-------- Provided text

What do you want? We're enjoying the sunset! Oliver & Nyg @ Galairy Lake in the interior of Algonquin Park.


----------



## Gwen (Aug 9, 2007)

I must say that I love Noblenewf's pic of Murphy.


----------



## paula bedard (Feb 5, 2008)

Here's Ike's most recent photo.


----------



## maya111 (Jun 21, 2008)

*Maya*

Username: maya111
Golden's name: Maya

Here's my girl. Don't know if she looks too big for a puppy or to young for an adult. Oh well... you guys decide.


----------



## xmbenj (Jun 3, 2008)

*my golden xm*

my dog...hope it will display


----------



## Thor0918 (Feb 28, 2008)

xmbenj said:


> my dog...hope it will display


Try again. You can do it!!


----------



## OnceAGoldenAlwaysAGolden (Jul 8, 2008)

*No Mom not another One...*

I just love this one...I take approximately 200 pictures a month of Maggie and with this one I think she was saying "No Mom not another one"...lol


----------



## rik6230 (Jan 8, 2008)

maya111 said:


> Username: maya111
> Golden's name: Maya
> 
> Here's my girl. Don't know if she looks too big for a puppy or to young for an adult. Oh well... you guys decide.


She looks like a golden and she is beautiful. 



OnceAGoldenAlwaysAGolden said:


> I just love this one...I take approximately 200 pictures a month of Maggie and with this one I think she was saying "No Mom not another one"...lol


Realy cute. Beautiful picture.


----------



## f4string (Jul 17, 2008)

Here's our entry! One of my favorites of Elise! Her first time at a lake debating if she knew how to swim or not


----------



## f4string (Jul 17, 2008)

THE HONEY WOLVES said:


> Jaime and Lucy


 
Come on...give the rest of us a shot!!! lol


----------



## goldenluver (Feb 26, 2007)

rik said:


> Paco and Rik. Water.


 Wow!! What an awesome action shot.


----------



## goldenluver (Feb 26, 2007)

Tuckman said:


> Everyone has Great Pic's
> Here's mine
> Tucker Loves to swim......and Loves to shake
> Mike


 What a great picture of gorgeous Tucker.


----------



## THE HONEY WOLVES (Jun 9, 2007)

----------------
-------- Given data

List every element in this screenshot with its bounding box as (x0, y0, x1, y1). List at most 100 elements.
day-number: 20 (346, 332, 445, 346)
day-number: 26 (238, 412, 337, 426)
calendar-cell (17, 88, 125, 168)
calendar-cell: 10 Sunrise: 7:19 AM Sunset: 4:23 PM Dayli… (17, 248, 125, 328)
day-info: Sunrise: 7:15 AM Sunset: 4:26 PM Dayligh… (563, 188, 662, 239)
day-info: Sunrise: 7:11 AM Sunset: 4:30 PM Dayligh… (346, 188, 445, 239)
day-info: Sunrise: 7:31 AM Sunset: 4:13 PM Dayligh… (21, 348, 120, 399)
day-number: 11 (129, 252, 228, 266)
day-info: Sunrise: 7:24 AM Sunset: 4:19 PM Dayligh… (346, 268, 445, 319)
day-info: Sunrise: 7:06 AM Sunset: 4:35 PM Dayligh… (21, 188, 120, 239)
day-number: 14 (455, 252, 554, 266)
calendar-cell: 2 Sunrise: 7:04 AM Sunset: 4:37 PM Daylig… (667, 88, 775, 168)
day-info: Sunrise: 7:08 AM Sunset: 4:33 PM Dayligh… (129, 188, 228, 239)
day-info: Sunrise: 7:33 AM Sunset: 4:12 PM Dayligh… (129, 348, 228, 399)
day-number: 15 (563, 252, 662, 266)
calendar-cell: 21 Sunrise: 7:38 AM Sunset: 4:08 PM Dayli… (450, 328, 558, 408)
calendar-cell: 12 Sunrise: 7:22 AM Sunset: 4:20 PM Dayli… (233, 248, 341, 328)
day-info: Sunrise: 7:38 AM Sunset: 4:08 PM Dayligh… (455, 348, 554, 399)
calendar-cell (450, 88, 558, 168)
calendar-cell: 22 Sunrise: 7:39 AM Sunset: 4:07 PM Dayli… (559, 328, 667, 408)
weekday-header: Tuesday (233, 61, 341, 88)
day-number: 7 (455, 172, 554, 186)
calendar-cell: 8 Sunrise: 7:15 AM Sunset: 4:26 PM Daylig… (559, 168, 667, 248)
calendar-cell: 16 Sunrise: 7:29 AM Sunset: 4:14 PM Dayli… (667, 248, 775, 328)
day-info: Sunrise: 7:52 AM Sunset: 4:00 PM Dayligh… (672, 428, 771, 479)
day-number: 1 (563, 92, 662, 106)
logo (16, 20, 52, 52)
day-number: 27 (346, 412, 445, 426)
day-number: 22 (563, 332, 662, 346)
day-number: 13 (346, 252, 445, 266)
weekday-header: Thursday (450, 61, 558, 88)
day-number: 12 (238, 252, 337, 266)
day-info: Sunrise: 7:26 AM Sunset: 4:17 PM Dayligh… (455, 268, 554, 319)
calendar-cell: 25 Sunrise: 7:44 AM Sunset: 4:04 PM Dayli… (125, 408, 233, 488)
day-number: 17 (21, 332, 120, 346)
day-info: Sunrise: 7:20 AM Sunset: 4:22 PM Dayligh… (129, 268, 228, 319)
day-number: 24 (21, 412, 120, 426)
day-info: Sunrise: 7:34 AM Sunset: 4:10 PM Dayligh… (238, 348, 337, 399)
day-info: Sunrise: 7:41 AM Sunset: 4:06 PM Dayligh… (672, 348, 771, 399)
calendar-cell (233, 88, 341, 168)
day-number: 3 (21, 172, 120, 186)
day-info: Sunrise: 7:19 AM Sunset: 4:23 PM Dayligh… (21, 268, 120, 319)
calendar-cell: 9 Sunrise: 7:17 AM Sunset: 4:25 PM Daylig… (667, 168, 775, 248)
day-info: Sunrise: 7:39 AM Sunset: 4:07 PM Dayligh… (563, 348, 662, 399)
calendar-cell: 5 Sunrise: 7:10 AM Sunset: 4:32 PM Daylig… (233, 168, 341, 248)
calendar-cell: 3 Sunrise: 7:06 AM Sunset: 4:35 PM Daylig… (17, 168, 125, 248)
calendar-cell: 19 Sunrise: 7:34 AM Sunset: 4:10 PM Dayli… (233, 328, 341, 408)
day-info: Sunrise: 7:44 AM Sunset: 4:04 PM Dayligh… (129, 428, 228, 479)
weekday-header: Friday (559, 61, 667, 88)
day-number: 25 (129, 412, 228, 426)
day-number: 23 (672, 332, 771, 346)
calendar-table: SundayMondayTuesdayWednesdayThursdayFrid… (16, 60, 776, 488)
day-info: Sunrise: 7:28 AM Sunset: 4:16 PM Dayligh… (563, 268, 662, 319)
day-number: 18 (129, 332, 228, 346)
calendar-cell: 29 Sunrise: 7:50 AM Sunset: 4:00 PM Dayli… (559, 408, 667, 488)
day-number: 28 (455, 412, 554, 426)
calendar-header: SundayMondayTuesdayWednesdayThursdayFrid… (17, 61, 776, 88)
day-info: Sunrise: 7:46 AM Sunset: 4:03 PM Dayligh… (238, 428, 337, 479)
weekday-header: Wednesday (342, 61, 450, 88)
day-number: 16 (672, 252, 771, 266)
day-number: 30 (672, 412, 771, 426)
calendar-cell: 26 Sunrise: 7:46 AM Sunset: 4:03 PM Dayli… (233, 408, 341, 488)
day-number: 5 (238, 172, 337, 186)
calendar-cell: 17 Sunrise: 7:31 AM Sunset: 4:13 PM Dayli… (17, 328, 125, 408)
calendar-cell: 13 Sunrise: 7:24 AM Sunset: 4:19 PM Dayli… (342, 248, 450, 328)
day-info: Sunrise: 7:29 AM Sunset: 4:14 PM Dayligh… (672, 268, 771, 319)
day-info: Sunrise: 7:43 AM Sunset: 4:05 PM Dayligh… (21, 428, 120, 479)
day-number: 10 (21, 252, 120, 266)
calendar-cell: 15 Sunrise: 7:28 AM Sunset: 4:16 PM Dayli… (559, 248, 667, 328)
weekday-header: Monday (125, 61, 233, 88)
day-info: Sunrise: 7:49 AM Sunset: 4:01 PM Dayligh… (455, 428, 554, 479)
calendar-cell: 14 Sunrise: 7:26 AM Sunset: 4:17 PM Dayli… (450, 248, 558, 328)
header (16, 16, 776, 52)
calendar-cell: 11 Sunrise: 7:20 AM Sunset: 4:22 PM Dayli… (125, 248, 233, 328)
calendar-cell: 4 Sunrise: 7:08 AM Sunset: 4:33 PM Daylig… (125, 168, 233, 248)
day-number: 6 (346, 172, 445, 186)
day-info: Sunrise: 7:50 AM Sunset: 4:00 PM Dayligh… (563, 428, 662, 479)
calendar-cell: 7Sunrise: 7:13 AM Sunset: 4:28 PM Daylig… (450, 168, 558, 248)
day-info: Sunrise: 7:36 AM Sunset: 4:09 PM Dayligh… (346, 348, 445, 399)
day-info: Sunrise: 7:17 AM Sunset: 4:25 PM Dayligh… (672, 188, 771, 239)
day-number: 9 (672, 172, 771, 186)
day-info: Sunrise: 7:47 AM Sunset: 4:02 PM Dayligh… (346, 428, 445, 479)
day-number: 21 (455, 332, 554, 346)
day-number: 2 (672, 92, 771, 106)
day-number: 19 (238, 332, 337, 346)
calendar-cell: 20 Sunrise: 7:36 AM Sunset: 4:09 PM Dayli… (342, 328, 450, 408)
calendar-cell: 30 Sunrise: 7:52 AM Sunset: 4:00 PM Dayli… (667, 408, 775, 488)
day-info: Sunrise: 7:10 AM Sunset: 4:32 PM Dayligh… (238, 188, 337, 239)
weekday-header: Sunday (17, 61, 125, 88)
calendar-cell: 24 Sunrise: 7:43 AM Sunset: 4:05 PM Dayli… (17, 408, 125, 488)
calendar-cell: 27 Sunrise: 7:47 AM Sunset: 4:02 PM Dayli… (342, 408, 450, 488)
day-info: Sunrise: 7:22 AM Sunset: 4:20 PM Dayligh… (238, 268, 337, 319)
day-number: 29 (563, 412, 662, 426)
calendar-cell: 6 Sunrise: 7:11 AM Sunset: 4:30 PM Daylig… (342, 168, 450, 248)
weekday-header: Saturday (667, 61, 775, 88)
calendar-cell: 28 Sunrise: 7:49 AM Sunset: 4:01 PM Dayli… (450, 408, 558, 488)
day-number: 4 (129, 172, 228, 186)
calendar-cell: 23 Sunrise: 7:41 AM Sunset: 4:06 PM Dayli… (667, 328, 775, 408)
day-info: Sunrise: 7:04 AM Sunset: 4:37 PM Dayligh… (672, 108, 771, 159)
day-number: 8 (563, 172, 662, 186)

----------------

▶ Given task A: In the dog photo thread, list every username that comes right before the word "said:".
▶ Given task B: Write the next part of the dog photo thread, starting with the post under the last header, "THE HONEY WOLVES (Jun 9, 2007)".

▶ Answer A: xmbenj, maya111, OnceAGoldenAlwaysAGolden, THE HONEY WOLVES, rik, Tuckman

▶ Answer B:
f4string said:


> Come on...give the rest of us a shot!!! lol


thank you but I really think Murphy has a lock on this month's contest - and I also think Gwen and Tuckman have some great pics too.


----------



## SoGolden (Jul 17, 2008)

tobelevski said:


> Indy and Bailey having a dip


My favorite, so far!


----------



## scb175 (Mar 15, 2008)

Here's Dude. Taking a break in the back yard.


----------



## DanielleH (Nov 4, 2006)

London at Halls Harbour just before sunset:


----------



## Gwen (Aug 9, 2007)

Ahhhhh Summer!


----------



## Gwen (Aug 9, 2007)

A Golden Sunset - Nygel & Oliver


----------



## Gwen (Aug 9, 2007)

Another Golden Sunset - Nygel


----------



## Gwen (Aug 9, 2007)

What's summer without fishing???? Oliver enjoying his time @ the lake!


----------



## Gwen (Aug 9, 2007)

Nygel enjoying the Dog Days of Summer


----------



## Maggies mom (Jan 6, 2006)

Did the rules change and you can enter more than one photo???


----------



## Gwen (Aug 9, 2007)

Maggies mom said:


> Did the rules change and you can enter more than one photo???


Did I miss a rule???? If I did, I apologize.... I'll have to go back & read, read & more read!:doh:

You're correct... I withdraw all but the first picture submitted & I'll take 100 lashes! Owwwwwwwwwww


----------



## Maggies mom (Jan 6, 2006)

Gwen said:


> Did I miss a rule???? If I did, I apologize.... I'll have to go back & read, read & more read!:doh:


NO need to apologize.... I thought maybe it changed and I missed seeing it....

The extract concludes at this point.